Dataset records on visual material
-- begin --

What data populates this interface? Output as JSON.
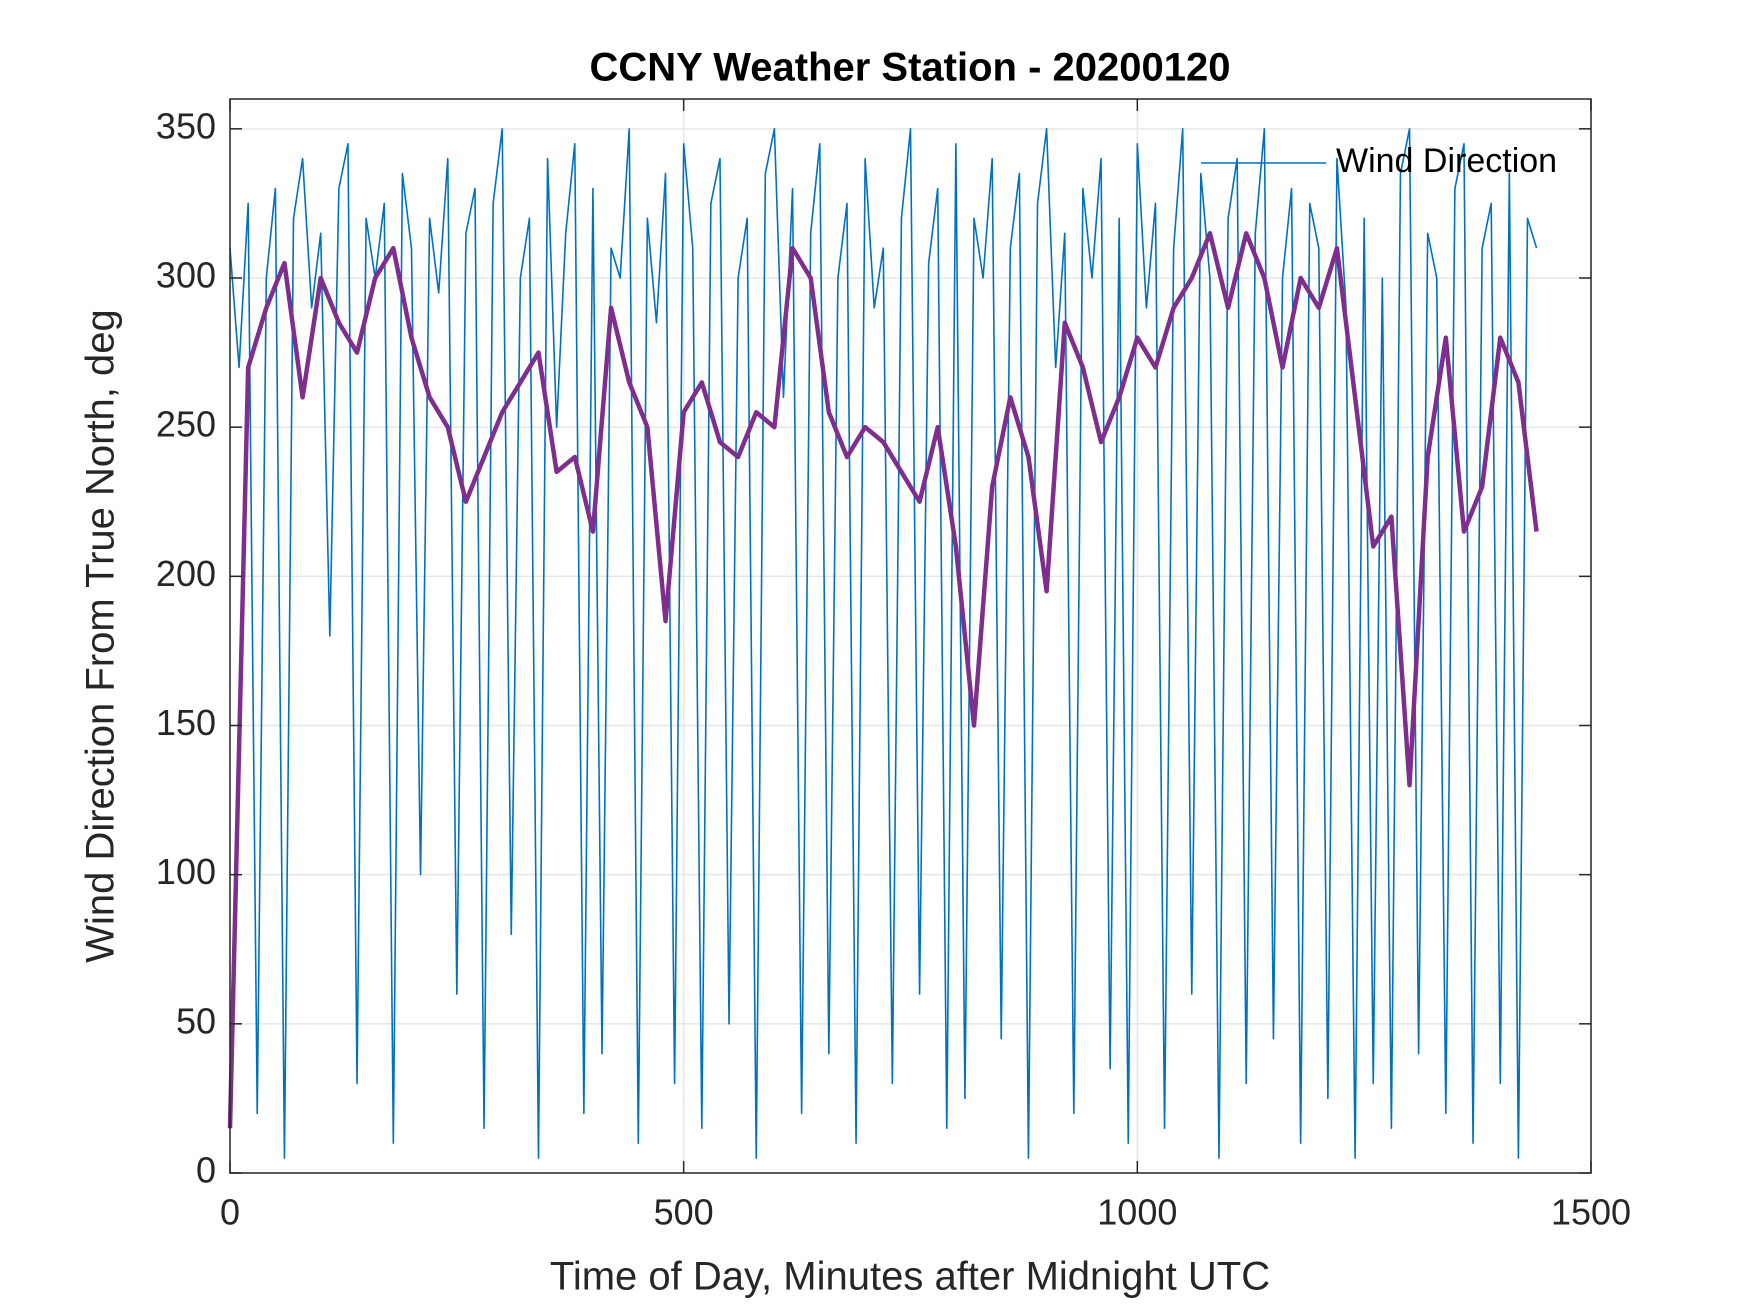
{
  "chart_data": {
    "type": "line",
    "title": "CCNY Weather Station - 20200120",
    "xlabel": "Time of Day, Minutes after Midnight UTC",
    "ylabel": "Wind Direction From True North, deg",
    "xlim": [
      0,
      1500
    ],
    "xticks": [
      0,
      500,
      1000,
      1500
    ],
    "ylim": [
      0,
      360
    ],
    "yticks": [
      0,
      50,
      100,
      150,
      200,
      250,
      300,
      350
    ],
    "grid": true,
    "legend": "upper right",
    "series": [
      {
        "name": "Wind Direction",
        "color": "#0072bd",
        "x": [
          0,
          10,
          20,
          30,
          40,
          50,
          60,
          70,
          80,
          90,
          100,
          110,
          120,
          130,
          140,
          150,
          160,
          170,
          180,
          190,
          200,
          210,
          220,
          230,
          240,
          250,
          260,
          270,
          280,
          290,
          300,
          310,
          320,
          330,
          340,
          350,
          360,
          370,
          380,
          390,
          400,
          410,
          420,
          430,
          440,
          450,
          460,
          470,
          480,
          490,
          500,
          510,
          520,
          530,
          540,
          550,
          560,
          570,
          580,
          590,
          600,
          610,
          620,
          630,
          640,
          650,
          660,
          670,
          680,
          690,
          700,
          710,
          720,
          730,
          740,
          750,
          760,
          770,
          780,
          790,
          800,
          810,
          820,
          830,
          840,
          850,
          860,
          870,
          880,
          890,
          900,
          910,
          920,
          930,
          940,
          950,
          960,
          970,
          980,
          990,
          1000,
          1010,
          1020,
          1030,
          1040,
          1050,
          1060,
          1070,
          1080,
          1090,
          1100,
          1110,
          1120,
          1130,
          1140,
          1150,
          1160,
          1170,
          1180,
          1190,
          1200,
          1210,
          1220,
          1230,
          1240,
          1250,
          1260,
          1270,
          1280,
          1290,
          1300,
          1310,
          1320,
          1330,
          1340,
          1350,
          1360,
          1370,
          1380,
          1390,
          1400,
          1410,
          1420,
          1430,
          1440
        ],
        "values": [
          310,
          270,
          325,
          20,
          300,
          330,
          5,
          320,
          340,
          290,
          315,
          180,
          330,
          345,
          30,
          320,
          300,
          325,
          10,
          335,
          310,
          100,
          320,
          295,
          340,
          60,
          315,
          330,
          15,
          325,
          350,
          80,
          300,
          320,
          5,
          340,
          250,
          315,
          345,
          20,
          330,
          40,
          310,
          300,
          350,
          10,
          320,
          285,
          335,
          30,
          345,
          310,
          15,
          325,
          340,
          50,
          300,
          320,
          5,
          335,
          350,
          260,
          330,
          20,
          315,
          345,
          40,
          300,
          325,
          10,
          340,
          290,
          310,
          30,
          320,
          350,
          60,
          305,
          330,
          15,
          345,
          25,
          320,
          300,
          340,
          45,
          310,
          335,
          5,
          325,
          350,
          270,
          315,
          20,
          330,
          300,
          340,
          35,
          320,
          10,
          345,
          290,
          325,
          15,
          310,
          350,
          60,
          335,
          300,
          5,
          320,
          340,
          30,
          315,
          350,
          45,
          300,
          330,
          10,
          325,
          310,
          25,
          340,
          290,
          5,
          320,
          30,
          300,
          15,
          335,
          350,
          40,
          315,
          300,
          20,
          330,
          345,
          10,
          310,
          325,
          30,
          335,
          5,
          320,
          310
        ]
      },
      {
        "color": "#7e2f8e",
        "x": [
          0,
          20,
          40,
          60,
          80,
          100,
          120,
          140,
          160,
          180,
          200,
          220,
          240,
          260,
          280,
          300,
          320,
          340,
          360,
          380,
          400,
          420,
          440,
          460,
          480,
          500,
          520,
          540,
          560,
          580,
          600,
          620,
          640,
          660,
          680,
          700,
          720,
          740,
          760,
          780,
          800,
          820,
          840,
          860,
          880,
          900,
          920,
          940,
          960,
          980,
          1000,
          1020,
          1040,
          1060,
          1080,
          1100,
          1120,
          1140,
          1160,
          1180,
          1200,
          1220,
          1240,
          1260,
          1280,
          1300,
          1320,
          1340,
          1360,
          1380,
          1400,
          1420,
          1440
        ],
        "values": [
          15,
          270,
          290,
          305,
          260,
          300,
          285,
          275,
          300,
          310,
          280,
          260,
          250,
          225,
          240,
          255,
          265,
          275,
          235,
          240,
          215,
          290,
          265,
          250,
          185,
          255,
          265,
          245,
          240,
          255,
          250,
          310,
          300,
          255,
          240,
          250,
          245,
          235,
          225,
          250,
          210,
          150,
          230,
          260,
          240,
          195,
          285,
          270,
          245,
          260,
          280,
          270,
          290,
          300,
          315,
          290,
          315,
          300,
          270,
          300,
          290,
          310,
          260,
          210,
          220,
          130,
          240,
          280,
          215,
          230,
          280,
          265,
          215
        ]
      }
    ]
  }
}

-- end --

**Set task:**
Your copy of the data above should match it exactly, except that pictures are left out.

**Task result:**
What data populates this interface? Output as JSON.
{
  "chart_data": {
    "type": "line",
    "title": "CCNY Weather Station - 20200120",
    "xlabel": "Time of Day, Minutes after Midnight UTC",
    "ylabel": "Wind Direction From True North, deg",
    "xlim": [
      0,
      1500
    ],
    "xticks": [
      0,
      500,
      1000,
      1500
    ],
    "ylim": [
      0,
      360
    ],
    "yticks": [
      0,
      50,
      100,
      150,
      200,
      250,
      300,
      350
    ],
    "grid": true,
    "legend": "upper right",
    "series": [
      {
        "name": "Wind Direction",
        "color": "#0072bd",
        "x": [
          0,
          10,
          20,
          30,
          40,
          50,
          60,
          70,
          80,
          90,
          100,
          110,
          120,
          130,
          140,
          150,
          160,
          170,
          180,
          190,
          200,
          210,
          220,
          230,
          240,
          250,
          260,
          270,
          280,
          290,
          300,
          310,
          320,
          330,
          340,
          350,
          360,
          370,
          380,
          390,
          400,
          410,
          420,
          430,
          440,
          450,
          460,
          470,
          480,
          490,
          500,
          510,
          520,
          530,
          540,
          550,
          560,
          570,
          580,
          590,
          600,
          610,
          620,
          630,
          640,
          650,
          660,
          670,
          680,
          690,
          700,
          710,
          720,
          730,
          740,
          750,
          760,
          770,
          780,
          790,
          800,
          810,
          820,
          830,
          840,
          850,
          860,
          870,
          880,
          890,
          900,
          910,
          920,
          930,
          940,
          950,
          960,
          970,
          980,
          990,
          1000,
          1010,
          1020,
          1030,
          1040,
          1050,
          1060,
          1070,
          1080,
          1090,
          1100,
          1110,
          1120,
          1130,
          1140,
          1150,
          1160,
          1170,
          1180,
          1190,
          1200,
          1210,
          1220,
          1230,
          1240,
          1250,
          1260,
          1270,
          1280,
          1290,
          1300,
          1310,
          1320,
          1330,
          1340,
          1350,
          1360,
          1370,
          1380,
          1390,
          1400,
          1410,
          1420,
          1430,
          1440
        ],
        "values": [
          310,
          270,
          325,
          20,
          300,
          330,
          5,
          320,
          340,
          290,
          315,
          180,
          330,
          345,
          30,
          320,
          300,
          325,
          10,
          335,
          310,
          100,
          320,
          295,
          340,
          60,
          315,
          330,
          15,
          325,
          350,
          80,
          300,
          320,
          5,
          340,
          250,
          315,
          345,
          20,
          330,
          40,
          310,
          300,
          350,
          10,
          320,
          285,
          335,
          30,
          345,
          310,
          15,
          325,
          340,
          50,
          300,
          320,
          5,
          335,
          350,
          260,
          330,
          20,
          315,
          345,
          40,
          300,
          325,
          10,
          340,
          290,
          310,
          30,
          320,
          350,
          60,
          305,
          330,
          15,
          345,
          25,
          320,
          300,
          340,
          45,
          310,
          335,
          5,
          325,
          350,
          270,
          315,
          20,
          330,
          300,
          340,
          35,
          320,
          10,
          345,
          290,
          325,
          15,
          310,
          350,
          60,
          335,
          300,
          5,
          320,
          340,
          30,
          315,
          350,
          45,
          300,
          330,
          10,
          325,
          310,
          25,
          340,
          290,
          5,
          320,
          30,
          300,
          15,
          335,
          350,
          40,
          315,
          300,
          20,
          330,
          345,
          10,
          310,
          325,
          30,
          335,
          5,
          320,
          310
        ]
      },
      {
        "color": "#7e2f8e",
        "x": [
          0,
          20,
          40,
          60,
          80,
          100,
          120,
          140,
          160,
          180,
          200,
          220,
          240,
          260,
          280,
          300,
          320,
          340,
          360,
          380,
          400,
          420,
          440,
          460,
          480,
          500,
          520,
          540,
          560,
          580,
          600,
          620,
          640,
          660,
          680,
          700,
          720,
          740,
          760,
          780,
          800,
          820,
          840,
          860,
          880,
          900,
          920,
          940,
          960,
          980,
          1000,
          1020,
          1040,
          1060,
          1080,
          1100,
          1120,
          1140,
          1160,
          1180,
          1200,
          1220,
          1240,
          1260,
          1280,
          1300,
          1320,
          1340,
          1360,
          1380,
          1400,
          1420,
          1440
        ],
        "values": [
          15,
          270,
          290,
          305,
          260,
          300,
          285,
          275,
          300,
          310,
          280,
          260,
          250,
          225,
          240,
          255,
          265,
          275,
          235,
          240,
          215,
          290,
          265,
          250,
          185,
          255,
          265,
          245,
          240,
          255,
          250,
          310,
          300,
          255,
          240,
          250,
          245,
          235,
          225,
          250,
          210,
          150,
          230,
          260,
          240,
          195,
          285,
          270,
          245,
          260,
          280,
          270,
          290,
          300,
          315,
          290,
          315,
          300,
          270,
          300,
          290,
          310,
          260,
          210,
          220,
          130,
          240,
          280,
          215,
          230,
          280,
          265,
          215
        ]
      }
    ]
  }
}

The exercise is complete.